BEGIN
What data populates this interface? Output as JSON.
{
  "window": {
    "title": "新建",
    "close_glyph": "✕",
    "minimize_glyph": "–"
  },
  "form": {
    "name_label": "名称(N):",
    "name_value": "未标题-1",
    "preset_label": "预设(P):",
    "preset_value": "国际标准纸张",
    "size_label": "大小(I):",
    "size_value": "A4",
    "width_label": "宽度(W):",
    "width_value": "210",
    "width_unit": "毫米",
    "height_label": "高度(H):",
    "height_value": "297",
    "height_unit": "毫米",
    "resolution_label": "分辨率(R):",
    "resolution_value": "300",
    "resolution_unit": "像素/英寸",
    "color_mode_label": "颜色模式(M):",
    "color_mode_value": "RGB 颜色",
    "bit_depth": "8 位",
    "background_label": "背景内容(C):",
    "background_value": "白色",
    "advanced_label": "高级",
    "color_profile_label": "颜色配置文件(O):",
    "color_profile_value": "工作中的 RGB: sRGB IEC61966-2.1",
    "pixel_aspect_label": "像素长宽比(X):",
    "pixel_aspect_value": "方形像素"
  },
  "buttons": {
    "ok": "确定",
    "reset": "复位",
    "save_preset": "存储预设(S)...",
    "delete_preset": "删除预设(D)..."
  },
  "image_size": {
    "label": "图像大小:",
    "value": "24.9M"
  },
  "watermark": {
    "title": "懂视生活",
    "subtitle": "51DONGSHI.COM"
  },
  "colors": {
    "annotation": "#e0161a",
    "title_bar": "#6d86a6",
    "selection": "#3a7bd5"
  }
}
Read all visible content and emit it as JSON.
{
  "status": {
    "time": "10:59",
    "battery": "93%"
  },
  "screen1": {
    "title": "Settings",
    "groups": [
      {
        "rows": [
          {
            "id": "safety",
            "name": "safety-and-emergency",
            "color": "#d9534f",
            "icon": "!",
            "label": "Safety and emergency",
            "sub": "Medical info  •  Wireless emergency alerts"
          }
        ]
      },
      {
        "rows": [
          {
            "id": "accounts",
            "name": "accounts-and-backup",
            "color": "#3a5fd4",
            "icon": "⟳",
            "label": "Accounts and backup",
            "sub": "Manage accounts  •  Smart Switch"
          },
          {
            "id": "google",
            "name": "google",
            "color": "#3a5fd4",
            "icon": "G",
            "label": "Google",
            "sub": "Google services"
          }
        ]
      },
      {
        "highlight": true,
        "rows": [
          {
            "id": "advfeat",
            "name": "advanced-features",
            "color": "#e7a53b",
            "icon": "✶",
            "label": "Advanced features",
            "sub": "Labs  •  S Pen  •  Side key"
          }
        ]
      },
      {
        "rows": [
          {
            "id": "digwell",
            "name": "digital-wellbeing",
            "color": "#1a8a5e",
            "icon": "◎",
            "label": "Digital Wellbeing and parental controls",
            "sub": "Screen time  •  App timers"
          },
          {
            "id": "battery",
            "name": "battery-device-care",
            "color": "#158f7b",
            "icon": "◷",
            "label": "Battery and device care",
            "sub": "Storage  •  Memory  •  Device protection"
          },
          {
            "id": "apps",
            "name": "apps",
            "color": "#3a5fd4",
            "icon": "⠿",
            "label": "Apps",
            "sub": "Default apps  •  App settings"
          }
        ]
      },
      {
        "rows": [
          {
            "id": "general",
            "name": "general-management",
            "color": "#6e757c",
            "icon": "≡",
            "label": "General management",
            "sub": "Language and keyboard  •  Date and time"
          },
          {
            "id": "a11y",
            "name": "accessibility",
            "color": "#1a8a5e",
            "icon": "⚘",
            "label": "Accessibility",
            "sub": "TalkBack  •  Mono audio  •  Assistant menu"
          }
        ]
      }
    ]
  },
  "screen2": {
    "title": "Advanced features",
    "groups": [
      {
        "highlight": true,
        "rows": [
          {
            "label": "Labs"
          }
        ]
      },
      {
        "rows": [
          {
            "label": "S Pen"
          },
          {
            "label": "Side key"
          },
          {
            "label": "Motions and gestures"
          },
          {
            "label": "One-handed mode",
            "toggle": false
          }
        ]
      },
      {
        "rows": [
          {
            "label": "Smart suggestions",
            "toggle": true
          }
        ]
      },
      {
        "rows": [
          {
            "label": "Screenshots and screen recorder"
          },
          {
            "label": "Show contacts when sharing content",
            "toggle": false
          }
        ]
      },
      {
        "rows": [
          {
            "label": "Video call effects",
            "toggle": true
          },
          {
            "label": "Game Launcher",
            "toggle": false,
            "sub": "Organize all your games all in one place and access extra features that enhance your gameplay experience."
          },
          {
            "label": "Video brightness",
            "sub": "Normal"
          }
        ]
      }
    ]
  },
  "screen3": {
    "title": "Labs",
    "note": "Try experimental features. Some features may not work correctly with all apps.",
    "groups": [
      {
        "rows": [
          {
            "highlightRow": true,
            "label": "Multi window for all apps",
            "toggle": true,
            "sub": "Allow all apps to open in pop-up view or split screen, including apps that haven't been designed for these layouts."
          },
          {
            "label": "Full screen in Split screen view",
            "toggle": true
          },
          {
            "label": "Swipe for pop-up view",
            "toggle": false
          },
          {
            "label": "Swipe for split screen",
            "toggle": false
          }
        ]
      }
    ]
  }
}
END
Reproduce each record exactly as it appears.

● **Result for this exercise**
What data populates this interface? Output as JSON.
{
  "window": {
    "title": "新建",
    "close_glyph": "✕",
    "minimize_glyph": "–"
  },
  "form": {
    "name_label": "名称(N):",
    "name_value": "未标题-1",
    "preset_label": "预设(P):",
    "preset_value": "国际标准纸张",
    "size_label": "大小(I):",
    "size_value": "A4",
    "width_label": "宽度(W):",
    "width_value": "210",
    "width_unit": "毫米",
    "height_label": "高度(H):",
    "height_value": "297",
    "height_unit": "毫米",
    "resolution_label": "分辨率(R):",
    "resolution_value": "300",
    "resolution_unit": "像素/英寸",
    "color_mode_label": "颜色模式(M):",
    "color_mode_value": "RGB 颜色",
    "bit_depth": "8 位",
    "background_label": "背景内容(C):",
    "background_value": "白色",
    "advanced_label": "高级",
    "color_profile_label": "颜色配置文件(O):",
    "color_profile_value": "工作中的 RGB: sRGB IEC61966-2.1",
    "pixel_aspect_label": "像素长宽比(X):",
    "pixel_aspect_value": "方形像素"
  },
  "buttons": {
    "ok": "确定",
    "reset": "复位",
    "save_preset": "存储预设(S)...",
    "delete_preset": "删除预设(D)..."
  },
  "image_size": {
    "label": "图像大小:",
    "value": "24.9M"
  },
  "watermark": {
    "title": "懂视生活",
    "subtitle": "51DONGSHI.COM"
  },
  "colors": {
    "annotation": "#e0161a",
    "title_bar": "#6d86a6",
    "selection": "#3a7bd5"
  }
}
Read all visible content and emit it as JSON.
{
  "status": {
    "time": "10:59",
    "battery": "93%"
  },
  "screen1": {
    "title": "Settings",
    "groups": [
      {
        "rows": [
          {
            "id": "safety",
            "name": "safety-and-emergency",
            "color": "#d9534f",
            "icon": "!",
            "label": "Safety and emergency",
            "sub": "Medical info  •  Wireless emergency alerts"
          }
        ]
      },
      {
        "rows": [
          {
            "id": "accounts",
            "name": "accounts-and-backup",
            "color": "#3a5fd4",
            "icon": "⟳",
            "label": "Accounts and backup",
            "sub": "Manage accounts  •  Smart Switch"
          },
          {
            "id": "google",
            "name": "google",
            "color": "#3a5fd4",
            "icon": "G",
            "label": "Google",
            "sub": "Google services"
          }
        ]
      },
      {
        "highlight": true,
        "rows": [
          {
            "id": "advfeat",
            "name": "advanced-features",
            "color": "#e7a53b",
            "icon": "✶",
            "label": "Advanced features",
            "sub": "Labs  •  S Pen  •  Side key"
          }
        ]
      },
      {
        "rows": [
          {
            "id": "digwell",
            "name": "digital-wellbeing",
            "color": "#1a8a5e",
            "icon": "◎",
            "label": "Digital Wellbeing and parental controls",
            "sub": "Screen time  •  App timers"
          },
          {
            "id": "battery",
            "name": "battery-device-care",
            "color": "#158f7b",
            "icon": "◷",
            "label": "Battery and device care",
            "sub": "Storage  •  Memory  •  Device protection"
          },
          {
            "id": "apps",
            "name": "apps",
            "color": "#3a5fd4",
            "icon": "⠿",
            "label": "Apps",
            "sub": "Default apps  •  App settings"
          }
        ]
      },
      {
        "rows": [
          {
            "id": "general",
            "name": "general-management",
            "color": "#6e757c",
            "icon": "≡",
            "label": "General management",
            "sub": "Language and keyboard  •  Date and time"
          },
          {
            "id": "a11y",
            "name": "accessibility",
            "color": "#1a8a5e",
            "icon": "⚘",
            "label": "Accessibility",
            "sub": "TalkBack  •  Mono audio  •  Assistant menu"
          }
        ]
      }
    ]
  },
  "screen2": {
    "title": "Advanced features",
    "groups": [
      {
        "highlight": true,
        "rows": [
          {
            "label": "Labs"
          }
        ]
      },
      {
        "rows": [
          {
            "label": "S Pen"
          },
          {
            "label": "Side key"
          },
          {
            "label": "Motions and gestures"
          },
          {
            "label": "One-handed mode",
            "toggle": false
          }
        ]
      },
      {
        "rows": [
          {
            "label": "Smart suggestions",
            "toggle": true
          }
        ]
      },
      {
        "rows": [
          {
            "label": "Screenshots and screen recorder"
          },
          {
            "label": "Show contacts when sharing content",
            "toggle": false
          }
        ]
      },
      {
        "rows": [
          {
            "label": "Video call effects",
            "toggle": true
          },
          {
            "label": "Game Launcher",
            "toggle": false,
            "sub": "Organize all your games all in one place and access extra features that enhance your gameplay experience."
          },
          {
            "label": "Video brightness",
            "sub": "Normal"
          }
        ]
      }
    ]
  },
  "screen3": {
    "title": "Labs",
    "note": "Try experimental features. Some features may not work correctly with all apps.",
    "groups": [
      {
        "rows": [
          {
            "highlightRow": true,
            "label": "Multi window for all apps",
            "toggle": true,
            "sub": "Allow all apps to open in pop-up view or split screen, including apps that haven't been designed for these layouts."
          },
          {
            "label": "Full screen in Split screen view",
            "toggle": true
          },
          {
            "label": "Swipe for pop-up view",
            "toggle": false
          },
          {
            "label": "Swipe for split screen",
            "toggle": false
          }
        ]
      }
    ]
  }
}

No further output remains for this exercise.